**MATERIAL SHOWN**.
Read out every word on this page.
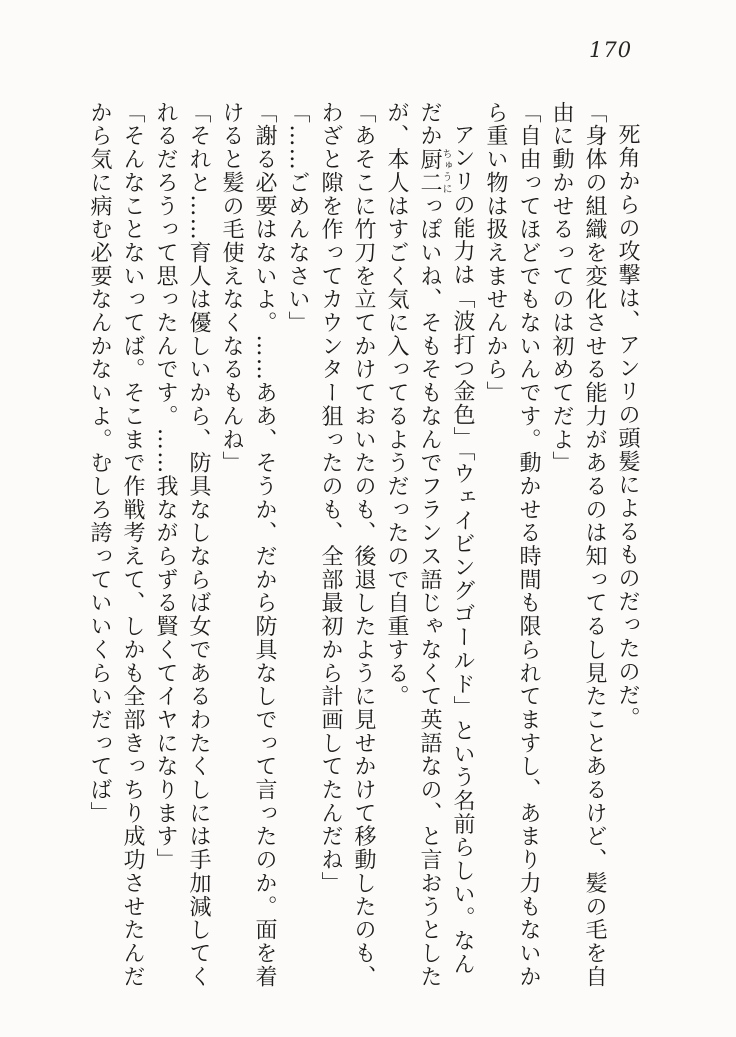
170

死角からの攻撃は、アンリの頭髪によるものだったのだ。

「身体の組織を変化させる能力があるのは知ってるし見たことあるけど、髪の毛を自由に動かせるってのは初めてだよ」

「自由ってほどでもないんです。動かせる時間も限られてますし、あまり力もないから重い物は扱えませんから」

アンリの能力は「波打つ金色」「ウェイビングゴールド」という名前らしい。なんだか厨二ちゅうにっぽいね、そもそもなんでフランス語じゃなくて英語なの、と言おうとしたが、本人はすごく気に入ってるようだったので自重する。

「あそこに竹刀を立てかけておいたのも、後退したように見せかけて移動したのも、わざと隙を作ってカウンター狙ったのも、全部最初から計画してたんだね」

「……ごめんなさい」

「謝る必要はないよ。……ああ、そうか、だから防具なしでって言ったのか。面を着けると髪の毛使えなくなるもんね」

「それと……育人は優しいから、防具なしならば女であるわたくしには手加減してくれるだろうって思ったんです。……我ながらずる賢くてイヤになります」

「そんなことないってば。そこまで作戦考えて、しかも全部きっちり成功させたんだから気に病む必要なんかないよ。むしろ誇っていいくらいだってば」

==

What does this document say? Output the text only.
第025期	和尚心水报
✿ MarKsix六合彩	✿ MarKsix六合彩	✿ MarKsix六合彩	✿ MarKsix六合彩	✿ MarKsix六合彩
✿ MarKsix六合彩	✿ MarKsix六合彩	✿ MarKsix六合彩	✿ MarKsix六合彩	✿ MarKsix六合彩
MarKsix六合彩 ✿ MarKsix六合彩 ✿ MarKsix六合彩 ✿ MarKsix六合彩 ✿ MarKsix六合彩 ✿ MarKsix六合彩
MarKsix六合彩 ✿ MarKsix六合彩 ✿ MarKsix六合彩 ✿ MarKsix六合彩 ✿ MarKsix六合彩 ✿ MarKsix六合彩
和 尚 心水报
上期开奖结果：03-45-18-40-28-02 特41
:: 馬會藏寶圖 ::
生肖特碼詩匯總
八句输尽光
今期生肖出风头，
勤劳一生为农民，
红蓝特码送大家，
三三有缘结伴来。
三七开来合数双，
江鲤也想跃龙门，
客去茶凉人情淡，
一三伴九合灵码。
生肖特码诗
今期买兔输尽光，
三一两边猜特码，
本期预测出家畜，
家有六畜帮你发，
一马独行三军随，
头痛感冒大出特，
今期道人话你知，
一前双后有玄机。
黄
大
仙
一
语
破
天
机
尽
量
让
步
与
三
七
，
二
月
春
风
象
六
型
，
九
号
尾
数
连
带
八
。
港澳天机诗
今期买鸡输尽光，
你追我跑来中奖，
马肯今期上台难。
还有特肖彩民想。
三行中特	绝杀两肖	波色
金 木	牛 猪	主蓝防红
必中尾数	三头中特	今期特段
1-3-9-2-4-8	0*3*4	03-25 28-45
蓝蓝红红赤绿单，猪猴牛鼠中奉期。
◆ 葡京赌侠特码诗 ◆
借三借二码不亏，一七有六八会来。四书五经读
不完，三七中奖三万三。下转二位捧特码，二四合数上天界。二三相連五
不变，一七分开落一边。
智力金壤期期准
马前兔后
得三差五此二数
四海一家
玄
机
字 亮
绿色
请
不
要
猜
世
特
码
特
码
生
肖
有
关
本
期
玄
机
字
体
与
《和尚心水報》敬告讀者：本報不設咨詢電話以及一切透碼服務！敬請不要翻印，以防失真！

---

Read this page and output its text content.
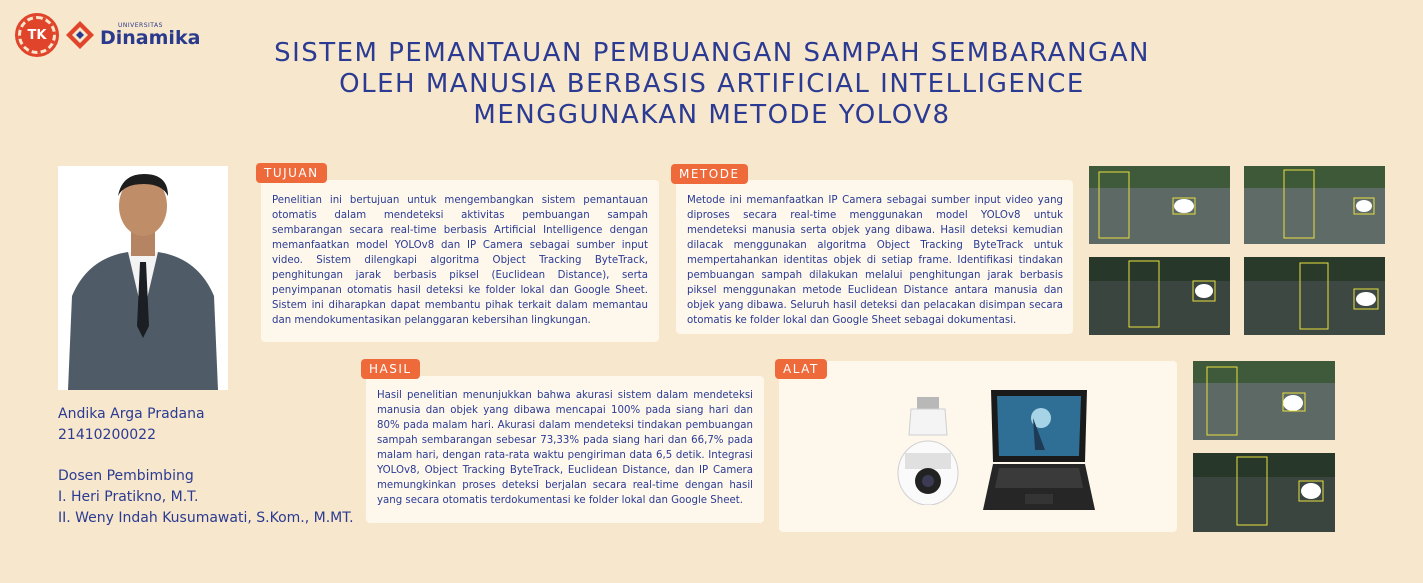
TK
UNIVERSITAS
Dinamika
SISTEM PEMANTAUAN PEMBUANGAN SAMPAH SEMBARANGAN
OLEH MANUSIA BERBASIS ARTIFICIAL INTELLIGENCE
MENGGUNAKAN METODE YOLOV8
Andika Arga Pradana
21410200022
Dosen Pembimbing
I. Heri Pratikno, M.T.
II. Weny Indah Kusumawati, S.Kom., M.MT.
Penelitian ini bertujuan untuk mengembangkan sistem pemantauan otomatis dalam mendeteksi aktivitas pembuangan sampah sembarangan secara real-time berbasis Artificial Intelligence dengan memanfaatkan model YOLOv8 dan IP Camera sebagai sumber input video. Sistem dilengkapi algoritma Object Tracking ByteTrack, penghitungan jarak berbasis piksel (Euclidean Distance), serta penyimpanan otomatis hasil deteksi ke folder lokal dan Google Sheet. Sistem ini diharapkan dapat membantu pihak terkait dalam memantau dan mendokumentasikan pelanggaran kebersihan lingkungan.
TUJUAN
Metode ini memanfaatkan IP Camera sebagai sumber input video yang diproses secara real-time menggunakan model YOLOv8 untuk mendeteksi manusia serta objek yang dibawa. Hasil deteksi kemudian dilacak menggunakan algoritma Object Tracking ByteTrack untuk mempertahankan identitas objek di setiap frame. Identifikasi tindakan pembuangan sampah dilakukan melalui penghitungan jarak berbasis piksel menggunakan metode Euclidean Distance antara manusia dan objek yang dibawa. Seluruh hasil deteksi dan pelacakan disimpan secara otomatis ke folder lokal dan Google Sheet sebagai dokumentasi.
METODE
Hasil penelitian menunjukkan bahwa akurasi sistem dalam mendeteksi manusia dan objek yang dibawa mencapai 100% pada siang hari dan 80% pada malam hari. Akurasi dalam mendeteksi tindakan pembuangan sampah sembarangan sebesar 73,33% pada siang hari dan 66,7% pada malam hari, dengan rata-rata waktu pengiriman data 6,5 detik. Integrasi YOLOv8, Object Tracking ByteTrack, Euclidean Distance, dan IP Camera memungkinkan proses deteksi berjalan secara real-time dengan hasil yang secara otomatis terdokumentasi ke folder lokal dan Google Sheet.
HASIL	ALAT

**YOUR GOAL**. Above is a listing; report how many of its lines include the word "this", giving the number only.

**IN RESPONSE**. 3